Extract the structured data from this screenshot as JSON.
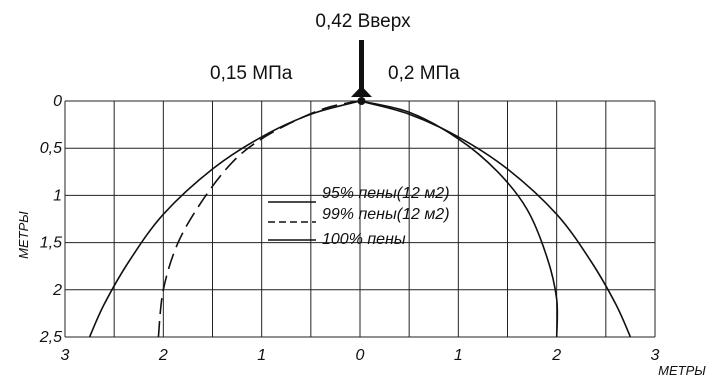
{
  "top_labels": {
    "upward": "0,42 Вверх",
    "left_pressure": "0,15 МПа",
    "right_pressure": "0,2 МПа"
  },
  "chart_data": {
    "type": "line",
    "title": "",
    "xlabel": "МЕТРЫ",
    "ylabel": "МЕТРЫ",
    "xlim": [
      -3,
      3
    ],
    "ylim": [
      0,
      2.5
    ],
    "y_inverted": true,
    "grid": true,
    "legend_position": "center",
    "x_tick_labels": [
      {
        "value": -3,
        "label": "3"
      },
      {
        "value": -2,
        "label": "2"
      },
      {
        "value": -1,
        "label": "1"
      },
      {
        "value": 0,
        "label": "0"
      },
      {
        "value": 1,
        "label": "1"
      },
      {
        "value": 2,
        "label": "2"
      },
      {
        "value": 3,
        "label": "3"
      }
    ],
    "y_tick_labels": [
      {
        "value": 0,
        "label": "0"
      },
      {
        "value": 0.5,
        "label": "0,5"
      },
      {
        "value": 1,
        "label": "1"
      },
      {
        "value": 1.5,
        "label": "1,5"
      },
      {
        "value": 2,
        "label": "2"
      },
      {
        "value": 2.5,
        "label": "2,5"
      }
    ],
    "series": [
      {
        "name": "95% пены(12 м2)",
        "style": "solid",
        "x": [
          -2.75,
          -2.6,
          -2.35,
          -2.0,
          -1.5,
          -1.0,
          -0.5,
          0
        ],
        "y": [
          2.5,
          2.15,
          1.7,
          1.2,
          0.72,
          0.38,
          0.14,
          0
        ]
      },
      {
        "name": "99% пены(12 м2)",
        "style": "dashed",
        "x": [
          -2.05,
          -2.0,
          -1.85,
          -1.6,
          -1.3,
          -1.0,
          -0.6,
          -0.3,
          0
        ],
        "y": [
          2.5,
          2.0,
          1.5,
          1.05,
          0.65,
          0.4,
          0.18,
          0.06,
          0
        ]
      },
      {
        "name": "100% пены",
        "style": "solid",
        "x": [
          0,
          0.5,
          1.0,
          1.4,
          1.7,
          1.9,
          2.0,
          2.0
        ],
        "y": [
          0,
          0.12,
          0.4,
          0.75,
          1.15,
          1.65,
          2.1,
          2.5
        ]
      },
      {
        "name": "",
        "style": "solid",
        "x": [
          0,
          0.5,
          1.0,
          1.5,
          2.0,
          2.35,
          2.6,
          2.75
        ],
        "y": [
          0,
          0.14,
          0.38,
          0.72,
          1.2,
          1.7,
          2.15,
          2.5
        ]
      }
    ]
  },
  "colors": {
    "ink": "#111111",
    "background": "#ffffff"
  }
}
•••••
■ **Direction**
Pick out all lines from the data above in which the word "пены" appears.

■ **Solution**
        "name": "95% пены(12 м2)",
        "name": "99% пены(12 м2)",
        "name": "100% пены",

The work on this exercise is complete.